§ **Directions for this task**:
Output the data that follows exactly, line for line.

# start of Material to process

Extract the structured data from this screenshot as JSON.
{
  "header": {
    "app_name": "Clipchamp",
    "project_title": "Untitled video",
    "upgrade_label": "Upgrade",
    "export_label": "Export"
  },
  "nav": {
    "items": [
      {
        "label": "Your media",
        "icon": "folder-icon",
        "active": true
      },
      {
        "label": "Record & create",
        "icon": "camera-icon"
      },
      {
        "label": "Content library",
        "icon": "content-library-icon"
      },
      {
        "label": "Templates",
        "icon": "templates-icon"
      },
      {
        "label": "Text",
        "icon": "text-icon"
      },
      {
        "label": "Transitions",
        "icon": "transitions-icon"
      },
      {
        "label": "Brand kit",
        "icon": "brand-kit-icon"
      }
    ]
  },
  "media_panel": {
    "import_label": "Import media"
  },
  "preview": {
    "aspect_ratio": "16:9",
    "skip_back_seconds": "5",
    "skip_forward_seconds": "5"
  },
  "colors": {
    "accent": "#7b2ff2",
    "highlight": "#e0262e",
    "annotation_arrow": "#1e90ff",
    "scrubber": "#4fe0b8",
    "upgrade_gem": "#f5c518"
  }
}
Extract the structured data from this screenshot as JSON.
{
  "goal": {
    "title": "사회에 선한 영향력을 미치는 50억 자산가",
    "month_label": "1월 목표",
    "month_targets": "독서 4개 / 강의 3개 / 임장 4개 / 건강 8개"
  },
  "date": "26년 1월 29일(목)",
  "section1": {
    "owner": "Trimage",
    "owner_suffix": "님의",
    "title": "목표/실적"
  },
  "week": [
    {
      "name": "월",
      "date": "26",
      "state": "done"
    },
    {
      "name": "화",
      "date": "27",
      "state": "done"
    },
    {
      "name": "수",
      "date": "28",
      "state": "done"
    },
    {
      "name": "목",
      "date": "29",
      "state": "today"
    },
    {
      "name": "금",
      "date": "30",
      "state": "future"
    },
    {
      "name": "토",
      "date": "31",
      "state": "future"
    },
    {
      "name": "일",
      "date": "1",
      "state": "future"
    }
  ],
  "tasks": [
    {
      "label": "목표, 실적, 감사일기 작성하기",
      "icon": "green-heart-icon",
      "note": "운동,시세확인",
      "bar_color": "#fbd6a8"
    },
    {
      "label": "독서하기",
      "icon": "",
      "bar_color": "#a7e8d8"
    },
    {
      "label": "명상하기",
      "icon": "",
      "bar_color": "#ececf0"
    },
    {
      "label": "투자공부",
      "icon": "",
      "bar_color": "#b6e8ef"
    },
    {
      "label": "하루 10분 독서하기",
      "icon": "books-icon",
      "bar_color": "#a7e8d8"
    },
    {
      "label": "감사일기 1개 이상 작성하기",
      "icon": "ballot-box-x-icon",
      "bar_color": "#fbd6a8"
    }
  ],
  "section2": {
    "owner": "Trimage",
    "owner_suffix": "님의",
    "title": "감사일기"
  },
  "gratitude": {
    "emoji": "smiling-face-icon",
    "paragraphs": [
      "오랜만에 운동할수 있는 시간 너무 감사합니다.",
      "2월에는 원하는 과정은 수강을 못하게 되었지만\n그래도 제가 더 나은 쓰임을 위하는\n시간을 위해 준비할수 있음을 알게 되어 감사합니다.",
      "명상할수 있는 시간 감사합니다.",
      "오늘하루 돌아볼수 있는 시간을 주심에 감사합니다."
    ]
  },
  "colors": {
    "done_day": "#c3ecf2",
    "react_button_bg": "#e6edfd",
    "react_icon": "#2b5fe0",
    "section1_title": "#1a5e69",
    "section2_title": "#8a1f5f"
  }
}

# end of Material to process

§ **Answer for the task**:
Extract the structured data from this screenshot as JSON.
{
  "header": {
    "app_name": "Clipchamp",
    "project_title": "Untitled video",
    "upgrade_label": "Upgrade",
    "export_label": "Export"
  },
  "nav": {
    "items": [
      {
        "label": "Your media",
        "icon": "folder-icon",
        "active": true
      },
      {
        "label": "Record & create",
        "icon": "camera-icon"
      },
      {
        "label": "Content library",
        "icon": "content-library-icon"
      },
      {
        "label": "Templates",
        "icon": "templates-icon"
      },
      {
        "label": "Text",
        "icon": "text-icon"
      },
      {
        "label": "Transitions",
        "icon": "transitions-icon"
      },
      {
        "label": "Brand kit",
        "icon": "brand-kit-icon"
      }
    ]
  },
  "media_panel": {
    "import_label": "Import media"
  },
  "preview": {
    "aspect_ratio": "16:9",
    "skip_back_seconds": "5",
    "skip_forward_seconds": "5"
  },
  "colors": {
    "accent": "#7b2ff2",
    "highlight": "#e0262e",
    "annotation_arrow": "#1e90ff",
    "scrubber": "#4fe0b8",
    "upgrade_gem": "#f5c518"
  }
}
Extract the structured data from this screenshot as JSON.
{
  "goal": {
    "title": "사회에 선한 영향력을 미치는 50억 자산가",
    "month_label": "1월 목표",
    "month_targets": "독서 4개 / 강의 3개 / 임장 4개 / 건강 8개"
  },
  "date": "26년 1월 29일(목)",
  "section1": {
    "owner": "Trimage",
    "owner_suffix": "님의",
    "title": "목표/실적"
  },
  "week": [
    {
      "name": "월",
      "date": "26",
      "state": "done"
    },
    {
      "name": "화",
      "date": "27",
      "state": "done"
    },
    {
      "name": "수",
      "date": "28",
      "state": "done"
    },
    {
      "name": "목",
      "date": "29",
      "state": "today"
    },
    {
      "name": "금",
      "date": "30",
      "state": "future"
    },
    {
      "name": "토",
      "date": "31",
      "state": "future"
    },
    {
      "name": "일",
      "date": "1",
      "state": "future"
    }
  ],
  "tasks": [
    {
      "label": "목표, 실적, 감사일기 작성하기",
      "icon": "green-heart-icon",
      "note": "운동,시세확인",
      "bar_color": "#fbd6a8"
    },
    {
      "label": "독서하기",
      "icon": "",
      "bar_color": "#a7e8d8"
    },
    {
      "label": "명상하기",
      "icon": "",
      "bar_color": "#ececf0"
    },
    {
      "label": "투자공부",
      "icon": "",
      "bar_color": "#b6e8ef"
    },
    {
      "label": "하루 10분 독서하기",
      "icon": "books-icon",
      "bar_color": "#a7e8d8"
    },
    {
      "label": "감사일기 1개 이상 작성하기",
      "icon": "ballot-box-x-icon",
      "bar_color": "#fbd6a8"
    }
  ],
  "section2": {
    "owner": "Trimage",
    "owner_suffix": "님의",
    "title": "감사일기"
  },
  "gratitude": {
    "emoji": "smiling-face-icon",
    "paragraphs": [
      "오랜만에 운동할수 있는 시간 너무 감사합니다.",
      "2월에는 원하는 과정은 수강을 못하게 되었지만\n그래도 제가 더 나은 쓰임을 위하는\n시간을 위해 준비할수 있음을 알게 되어 감사합니다.",
      "명상할수 있는 시간 감사합니다.",
      "오늘하루 돌아볼수 있는 시간을 주심에 감사합니다."
    ]
  },
  "colors": {
    "done_day": "#c3ecf2",
    "react_button_bg": "#e6edfd",
    "react_icon": "#2b5fe0",
    "section1_title": "#1a5e69",
    "section2_title": "#8a1f5f"
  }
}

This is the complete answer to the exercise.